### EXERCISE BRIEF
Quote the whole listing verbatim.

### RECORDS TO PROCESS
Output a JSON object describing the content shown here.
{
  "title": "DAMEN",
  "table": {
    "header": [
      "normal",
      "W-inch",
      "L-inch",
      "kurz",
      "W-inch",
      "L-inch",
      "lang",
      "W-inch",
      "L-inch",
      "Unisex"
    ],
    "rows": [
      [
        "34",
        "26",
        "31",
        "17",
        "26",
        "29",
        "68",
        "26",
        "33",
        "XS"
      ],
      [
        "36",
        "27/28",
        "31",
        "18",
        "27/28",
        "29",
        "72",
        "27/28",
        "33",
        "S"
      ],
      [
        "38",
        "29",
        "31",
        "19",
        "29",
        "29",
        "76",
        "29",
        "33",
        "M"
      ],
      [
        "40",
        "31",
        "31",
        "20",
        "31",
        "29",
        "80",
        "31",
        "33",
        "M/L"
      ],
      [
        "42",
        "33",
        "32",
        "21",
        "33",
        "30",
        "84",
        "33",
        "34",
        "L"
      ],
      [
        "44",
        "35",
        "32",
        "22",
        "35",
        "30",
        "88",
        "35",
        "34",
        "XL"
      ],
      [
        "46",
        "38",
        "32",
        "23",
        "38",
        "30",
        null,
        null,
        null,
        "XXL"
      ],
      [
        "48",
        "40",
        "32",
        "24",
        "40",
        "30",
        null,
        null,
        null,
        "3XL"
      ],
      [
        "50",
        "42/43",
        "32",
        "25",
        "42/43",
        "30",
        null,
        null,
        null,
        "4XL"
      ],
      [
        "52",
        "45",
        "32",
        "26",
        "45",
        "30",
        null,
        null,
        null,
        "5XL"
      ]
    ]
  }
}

### RESPONSE TO THE EXERCISE
Output a JSON object describing the content shown here.
{
  "title": "DAMEN",
  "table": {
    "header": [
      "normal",
      "W-inch",
      "L-inch",
      "kurz",
      "W-inch",
      "L-inch",
      "lang",
      "W-inch",
      "L-inch",
      "Unisex"
    ],
    "rows": [
      [
        "34",
        "26",
        "31",
        "17",
        "26",
        "29",
        "68",
        "26",
        "33",
        "XS"
      ],
      [
        "36",
        "27/28",
        "31",
        "18",
        "27/28",
        "29",
        "72",
        "27/28",
        "33",
        "S"
      ],
      [
        "38",
        "29",
        "31",
        "19",
        "29",
        "29",
        "76",
        "29",
        "33",
        "M"
      ],
      [
        "40",
        "31",
        "31",
        "20",
        "31",
        "29",
        "80",
        "31",
        "33",
        "M/L"
      ],
      [
        "42",
        "33",
        "32",
        "21",
        "33",
        "30",
        "84",
        "33",
        "34",
        "L"
      ],
      [
        "44",
        "35",
        "32",
        "22",
        "35",
        "30",
        "88",
        "35",
        "34",
        "XL"
      ],
      [
        "46",
        "38",
        "32",
        "23",
        "38",
        "30",
        null,
        null,
        null,
        "XXL"
      ],
      [
        "48",
        "40",
        "32",
        "24",
        "40",
        "30",
        null,
        null,
        null,
        "3XL"
      ],
      [
        "50",
        "42/43",
        "32",
        "25",
        "42/43",
        "30",
        null,
        null,
        null,
        "4XL"
      ],
      [
        "52",
        "45",
        "32",
        "26",
        "45",
        "30",
        null,
        null,
        null,
        "5XL"
      ]
    ]
  }
}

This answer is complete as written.